"""

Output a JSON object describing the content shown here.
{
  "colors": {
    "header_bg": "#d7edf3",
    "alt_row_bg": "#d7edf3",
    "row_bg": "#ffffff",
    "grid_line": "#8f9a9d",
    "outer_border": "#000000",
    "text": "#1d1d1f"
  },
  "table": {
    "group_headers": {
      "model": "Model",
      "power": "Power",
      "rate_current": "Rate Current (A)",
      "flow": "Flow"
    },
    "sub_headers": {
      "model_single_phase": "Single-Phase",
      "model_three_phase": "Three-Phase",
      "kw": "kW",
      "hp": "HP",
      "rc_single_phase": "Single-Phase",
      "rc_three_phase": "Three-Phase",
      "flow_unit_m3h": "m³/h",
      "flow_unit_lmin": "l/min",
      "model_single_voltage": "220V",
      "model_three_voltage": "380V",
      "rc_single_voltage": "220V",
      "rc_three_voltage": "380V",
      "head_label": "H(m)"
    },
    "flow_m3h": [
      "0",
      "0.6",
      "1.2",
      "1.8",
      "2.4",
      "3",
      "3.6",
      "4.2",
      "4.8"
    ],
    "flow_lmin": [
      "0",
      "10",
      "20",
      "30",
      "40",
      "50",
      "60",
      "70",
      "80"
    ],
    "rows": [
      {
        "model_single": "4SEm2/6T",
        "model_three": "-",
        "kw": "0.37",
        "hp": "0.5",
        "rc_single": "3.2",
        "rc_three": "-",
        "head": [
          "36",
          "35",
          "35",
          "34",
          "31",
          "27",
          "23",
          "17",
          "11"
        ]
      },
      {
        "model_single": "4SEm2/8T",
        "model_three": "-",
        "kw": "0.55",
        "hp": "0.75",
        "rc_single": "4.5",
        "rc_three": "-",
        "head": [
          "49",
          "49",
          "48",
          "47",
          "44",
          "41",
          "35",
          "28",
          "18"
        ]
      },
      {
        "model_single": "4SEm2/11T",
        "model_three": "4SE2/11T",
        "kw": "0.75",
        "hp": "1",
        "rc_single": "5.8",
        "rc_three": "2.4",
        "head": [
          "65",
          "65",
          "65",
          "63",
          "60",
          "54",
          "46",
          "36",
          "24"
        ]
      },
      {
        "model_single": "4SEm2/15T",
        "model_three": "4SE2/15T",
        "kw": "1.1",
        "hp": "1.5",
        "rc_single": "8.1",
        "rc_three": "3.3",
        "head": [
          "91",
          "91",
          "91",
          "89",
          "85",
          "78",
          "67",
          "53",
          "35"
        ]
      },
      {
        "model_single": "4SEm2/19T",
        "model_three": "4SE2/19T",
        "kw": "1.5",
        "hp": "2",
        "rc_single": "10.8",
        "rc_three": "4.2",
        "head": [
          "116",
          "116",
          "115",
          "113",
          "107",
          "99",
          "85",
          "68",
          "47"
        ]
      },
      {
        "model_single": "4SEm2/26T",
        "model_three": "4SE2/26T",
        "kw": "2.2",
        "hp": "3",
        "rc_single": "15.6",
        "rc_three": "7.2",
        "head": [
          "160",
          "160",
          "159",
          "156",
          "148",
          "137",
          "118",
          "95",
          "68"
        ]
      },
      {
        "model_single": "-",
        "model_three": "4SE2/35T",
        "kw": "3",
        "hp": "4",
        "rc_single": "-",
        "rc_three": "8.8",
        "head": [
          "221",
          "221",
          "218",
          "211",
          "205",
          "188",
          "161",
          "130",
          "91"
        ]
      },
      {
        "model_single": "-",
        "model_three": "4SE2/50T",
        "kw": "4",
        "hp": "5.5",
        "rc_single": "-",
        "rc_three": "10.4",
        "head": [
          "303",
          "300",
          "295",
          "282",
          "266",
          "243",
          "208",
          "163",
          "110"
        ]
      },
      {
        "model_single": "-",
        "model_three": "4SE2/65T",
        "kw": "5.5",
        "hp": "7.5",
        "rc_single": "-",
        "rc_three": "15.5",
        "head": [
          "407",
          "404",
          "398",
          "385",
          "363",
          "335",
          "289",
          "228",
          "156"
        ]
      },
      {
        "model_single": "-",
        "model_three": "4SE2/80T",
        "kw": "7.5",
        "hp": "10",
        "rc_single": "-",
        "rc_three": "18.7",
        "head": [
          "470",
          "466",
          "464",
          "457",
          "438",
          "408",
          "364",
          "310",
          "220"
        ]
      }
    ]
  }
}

"""

> **YOUR GOAL**
Go through the listing above and restate it word for word.

> **SOLUTION TO THIS TASK**
Output a JSON object describing the content shown here.
{
  "colors": {
    "header_bg": "#d7edf3",
    "alt_row_bg": "#d7edf3",
    "row_bg": "#ffffff",
    "grid_line": "#8f9a9d",
    "outer_border": "#000000",
    "text": "#1d1d1f"
  },
  "table": {
    "group_headers": {
      "model": "Model",
      "power": "Power",
      "rate_current": "Rate Current (A)",
      "flow": "Flow"
    },
    "sub_headers": {
      "model_single_phase": "Single-Phase",
      "model_three_phase": "Three-Phase",
      "kw": "kW",
      "hp": "HP",
      "rc_single_phase": "Single-Phase",
      "rc_three_phase": "Three-Phase",
      "flow_unit_m3h": "m³/h",
      "flow_unit_lmin": "l/min",
      "model_single_voltage": "220V",
      "model_three_voltage": "380V",
      "rc_single_voltage": "220V",
      "rc_three_voltage": "380V",
      "head_label": "H(m)"
    },
    "flow_m3h": [
      "0",
      "0.6",
      "1.2",
      "1.8",
      "2.4",
      "3",
      "3.6",
      "4.2",
      "4.8"
    ],
    "flow_lmin": [
      "0",
      "10",
      "20",
      "30",
      "40",
      "50",
      "60",
      "70",
      "80"
    ],
    "rows": [
      {
        "model_single": "4SEm2/6T",
        "model_three": "-",
        "kw": "0.37",
        "hp": "0.5",
        "rc_single": "3.2",
        "rc_three": "-",
        "head": [
          "36",
          "35",
          "35",
          "34",
          "31",
          "27",
          "23",
          "17",
          "11"
        ]
      },
      {
        "model_single": "4SEm2/8T",
        "model_three": "-",
        "kw": "0.55",
        "hp": "0.75",
        "rc_single": "4.5",
        "rc_three": "-",
        "head": [
          "49",
          "49",
          "48",
          "47",
          "44",
          "41",
          "35",
          "28",
          "18"
        ]
      },
      {
        "model_single": "4SEm2/11T",
        "model_three": "4SE2/11T",
        "kw": "0.75",
        "hp": "1",
        "rc_single": "5.8",
        "rc_three": "2.4",
        "head": [
          "65",
          "65",
          "65",
          "63",
          "60",
          "54",
          "46",
          "36",
          "24"
        ]
      },
      {
        "model_single": "4SEm2/15T",
        "model_three": "4SE2/15T",
        "kw": "1.1",
        "hp": "1.5",
        "rc_single": "8.1",
        "rc_three": "3.3",
        "head": [
          "91",
          "91",
          "91",
          "89",
          "85",
          "78",
          "67",
          "53",
          "35"
        ]
      },
      {
        "model_single": "4SEm2/19T",
        "model_three": "4SE2/19T",
        "kw": "1.5",
        "hp": "2",
        "rc_single": "10.8",
        "rc_three": "4.2",
        "head": [
          "116",
          "116",
          "115",
          "113",
          "107",
          "99",
          "85",
          "68",
          "47"
        ]
      },
      {
        "model_single": "4SEm2/26T",
        "model_three": "4SE2/26T",
        "kw": "2.2",
        "hp": "3",
        "rc_single": "15.6",
        "rc_three": "7.2",
        "head": [
          "160",
          "160",
          "159",
          "156",
          "148",
          "137",
          "118",
          "95",
          "68"
        ]
      },
      {
        "model_single": "-",
        "model_three": "4SE2/35T",
        "kw": "3",
        "hp": "4",
        "rc_single": "-",
        "rc_three": "8.8",
        "head": [
          "221",
          "221",
          "218",
          "211",
          "205",
          "188",
          "161",
          "130",
          "91"
        ]
      },
      {
        "model_single": "-",
        "model_three": "4SE2/50T",
        "kw": "4",
        "hp": "5.5",
        "rc_single": "-",
        "rc_three": "10.4",
        "head": [
          "303",
          "300",
          "295",
          "282",
          "266",
          "243",
          "208",
          "163",
          "110"
        ]
      },
      {
        "model_single": "-",
        "model_three": "4SE2/65T",
        "kw": "5.5",
        "hp": "7.5",
        "rc_single": "-",
        "rc_three": "15.5",
        "head": [
          "407",
          "404",
          "398",
          "385",
          "363",
          "335",
          "289",
          "228",
          "156"
        ]
      },
      {
        "model_single": "-",
        "model_three": "4SE2/80T",
        "kw": "7.5",
        "hp": "10",
        "rc_single": "-",
        "rc_three": "18.7",
        "head": [
          "470",
          "466",
          "464",
          "457",
          "438",
          "408",
          "364",
          "310",
          "220"
        ]
      }
    ]
  }
}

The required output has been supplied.